_Data excerpts:_
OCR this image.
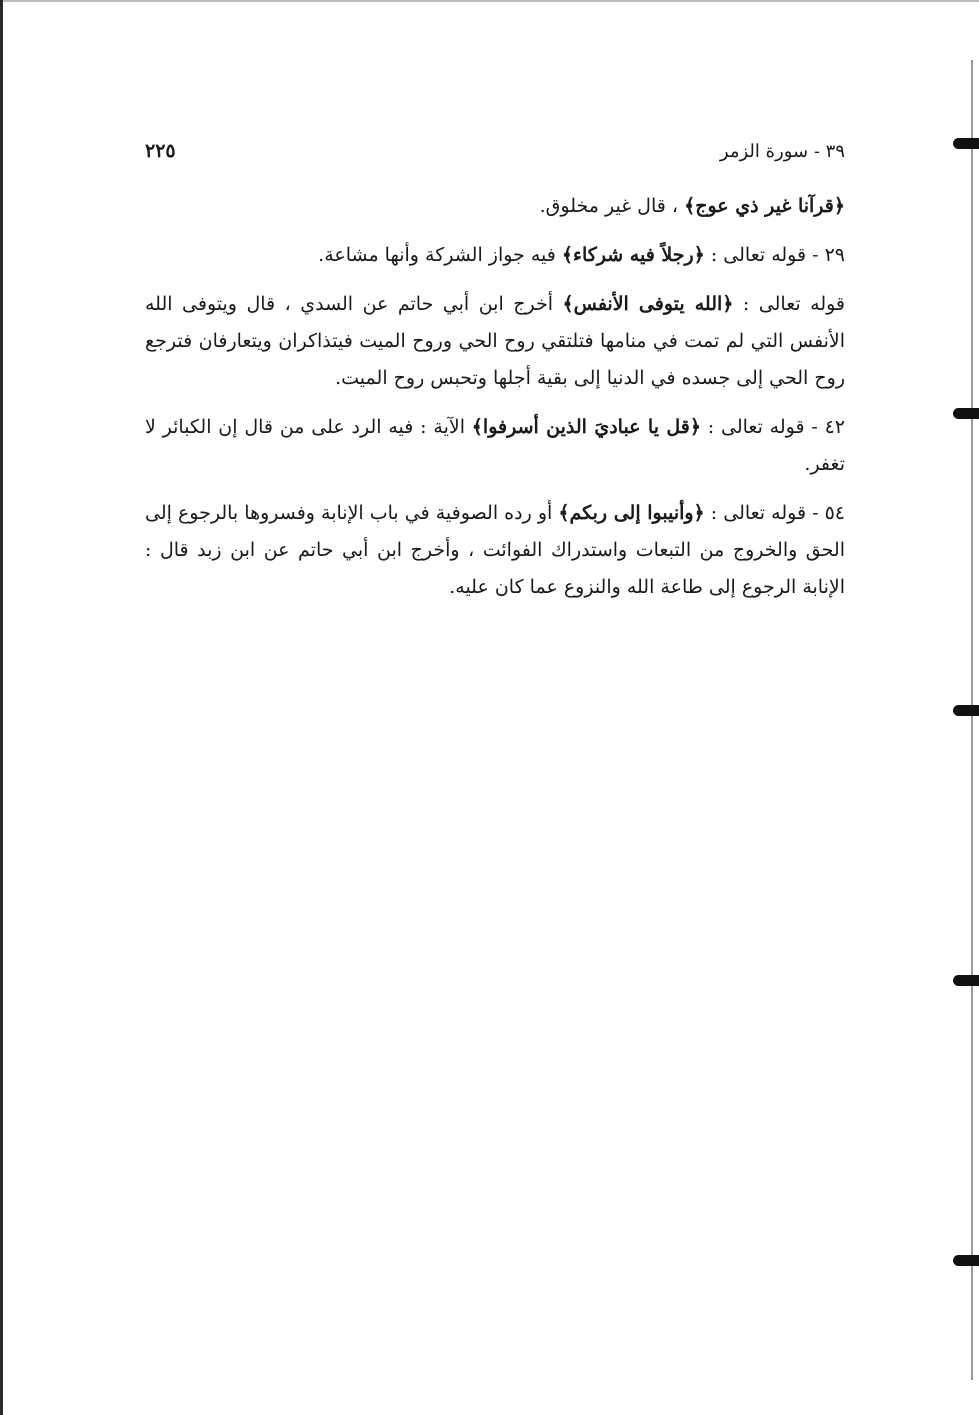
٣٩ - سورة الزمر
٢٢٥

﴿قرآنا غير ذي عوج﴾ ، قال غير مخلوق.

٢٩ - قوله تعالى : ﴿رجلاً فيه شركاء﴾ فيه جواز الشركة وأنها مشاعة.

قوله تعالى : ﴿الله يتوفى الأنفس﴾ أخرج ابن أبي حاتم عن السدي ، قال ويتوفى الله الأنفس التي لم تمت في منامها فتلتقي روح الحي وروح الميت فيتذاكران ويتعارفان فترجع روح الحي إلى جسده في الدنيا إلى بقية أجلها وتحبس روح الميت.

٤٢ - قوله تعالى : ﴿قل يا عباديَ الذين أسرفوا﴾ الآية : فيه الرد على من قال إن الكبائر لا تغفر.

٥٤ - قوله تعالى : ﴿وأنيبوا إلى ربكم﴾ أو رده الصوفية في باب الإنابة وفسروها بالرجوع إلى الحق والخروج من التبعات واستدراك الفوائت ، وأخرج ابن أبي حاتم عن ابن زبد قال : الإنابة الرجوع إلى طاعة الله والنزوع عما كان عليه.
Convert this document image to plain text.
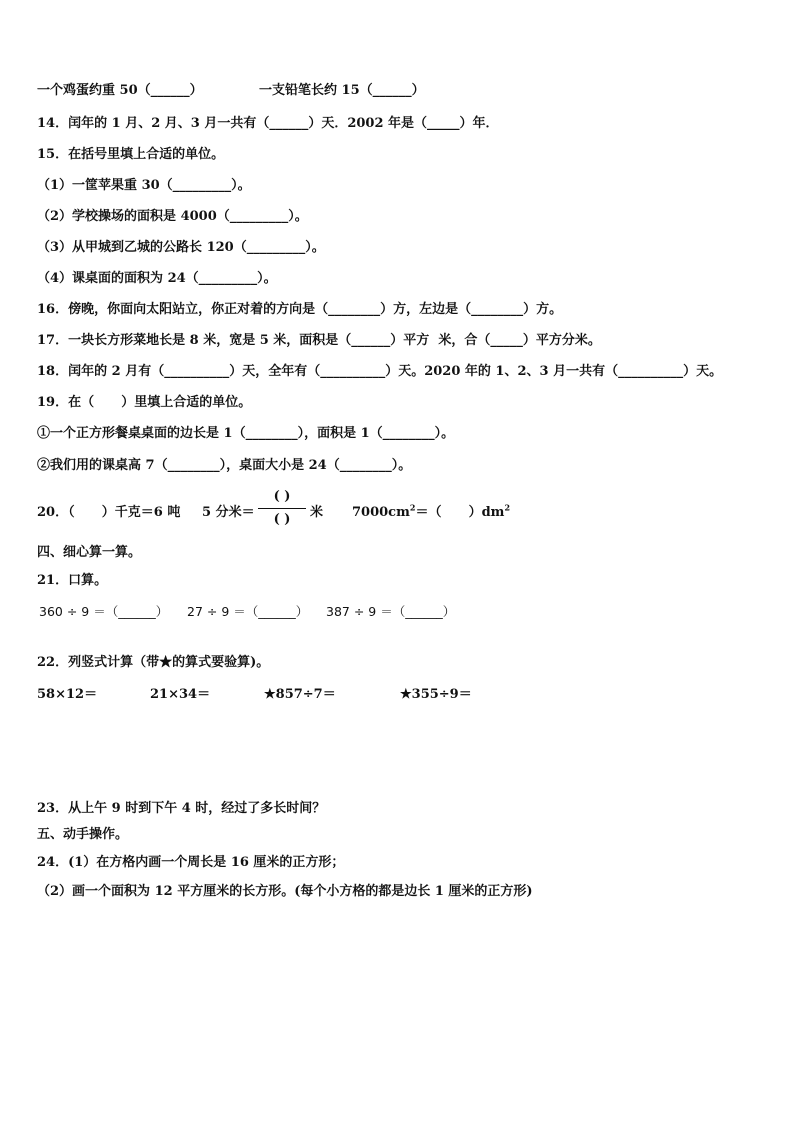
一个鸡蛋约重 50（______）	一支铅笔长约 15（______）
14．闰年的 1 月、2 月、3 月一共有（______）天．2002 年是（_____）年．
15．在括号里填上合适的单位。
（1）一筐苹果重 30（_________）。
（2）学校操场的面积是 4000（_________）。
（3）从甲城到乙城的公路长 120（_________）。
（4）课桌面的面积为 24（_________）。
16．傍晚，你面向太阳站立，你正对着的方向是（________）方，左边是（________）方。
17．一块长方形菜地长是 8 米，宽是 5 米，面积是（______）平方  米，合（_____）平方分米。
18．闰年的 2 月有（__________）天，全年有（__________）天。2020 年的 1、2、3 月一共有（__________）天。
19．在（      ）里填上合适的单位。
①一个正方形餐桌桌面的边长是 1（________），面积是 1（________）。
②我们用的课桌高 7（________），桌面大小是 24（________）。
20．（      ）千克＝6 吨 5 分米＝
( )
( )	米 $7000cm^2=$（      ）$dm^2$
四、细心算一算。
21．口算。
360 ÷ 9 ＝（______） 27 ÷ 9 ＝（______） 387 ÷ 9 ＝（______）
22．列竖式计算（带★的算式要验算)。
58×12＝	21×34＝	★857÷7＝	★355÷9＝
23．从上午 9 时到下午 4 时，经过了多长时间？
五、动手操作。
24．(1）在方格内画一个周长是 16 厘米的正方形；
（2）画一个面积为 12 平方厘米的长方形。(每个小方格的都是边长 1 厘米的正方形)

_Goal:_ In the entries above, identify every line with the string "تعالى".

_Answer for this exercise:_
٢٩ - قوله تعالى : ﴿رجلاً فيه شركاء﴾ فيه جواز الشركة وأنها مشاعة.
قوله تعالى : ﴿الله يتوفى الأنفس﴾ أخرج ابن أبي حاتم عن السدي ، قال ويتوفى الله الأنفس التي لم تمت في منامها فتلتقي روح الحي وروح الميت فيتذاكران ويتعارفان فترجع روح الحي إلى جسده في الدنيا إلى بقية أجلها وتحبس روح الميت.
٤٢ - قوله تعالى : ﴿قل يا عباديَ الذين أسرفوا﴾ الآية : فيه الرد على من قال إن الكبائر لا تغفر.
٥٤ - قوله تعالى : ﴿وأنيبوا إلى ربكم﴾ أو رده الصوفية في باب الإنابة وفسروها بالرجوع إلى الحق والخروج من التبعات واستدراك الفوائت ، وأخرج ابن أبي حاتم عن ابن زبد قال : الإنابة الرجوع إلى طاعة الله والنزوع عما كان عليه.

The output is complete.